Directions for this task: Answer with one number: how many lines hold "祛眼睛下部松弛".

Recorded data:
--
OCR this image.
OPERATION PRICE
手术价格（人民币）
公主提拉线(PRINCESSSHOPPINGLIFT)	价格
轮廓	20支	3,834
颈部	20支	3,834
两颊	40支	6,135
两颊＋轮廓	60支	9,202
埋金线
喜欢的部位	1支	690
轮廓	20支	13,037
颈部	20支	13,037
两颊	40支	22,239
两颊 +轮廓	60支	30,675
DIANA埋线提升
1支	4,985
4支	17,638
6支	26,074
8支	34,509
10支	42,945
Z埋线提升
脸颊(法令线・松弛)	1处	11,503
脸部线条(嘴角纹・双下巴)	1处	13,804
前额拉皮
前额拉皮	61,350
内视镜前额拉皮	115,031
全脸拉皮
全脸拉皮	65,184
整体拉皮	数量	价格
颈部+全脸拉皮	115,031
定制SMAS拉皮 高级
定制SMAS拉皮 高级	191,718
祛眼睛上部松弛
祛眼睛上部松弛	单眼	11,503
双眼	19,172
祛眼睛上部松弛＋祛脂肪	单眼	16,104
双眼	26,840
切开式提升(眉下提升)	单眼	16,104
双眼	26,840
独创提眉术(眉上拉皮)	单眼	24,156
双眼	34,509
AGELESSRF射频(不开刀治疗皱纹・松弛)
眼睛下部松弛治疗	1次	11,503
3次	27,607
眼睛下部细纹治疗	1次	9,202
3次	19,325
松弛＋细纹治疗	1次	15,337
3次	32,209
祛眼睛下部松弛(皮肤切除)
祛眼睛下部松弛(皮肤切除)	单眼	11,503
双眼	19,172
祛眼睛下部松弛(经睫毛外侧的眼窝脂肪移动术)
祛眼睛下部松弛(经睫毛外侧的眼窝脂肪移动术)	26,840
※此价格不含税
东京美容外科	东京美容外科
--
Exercise answer: 4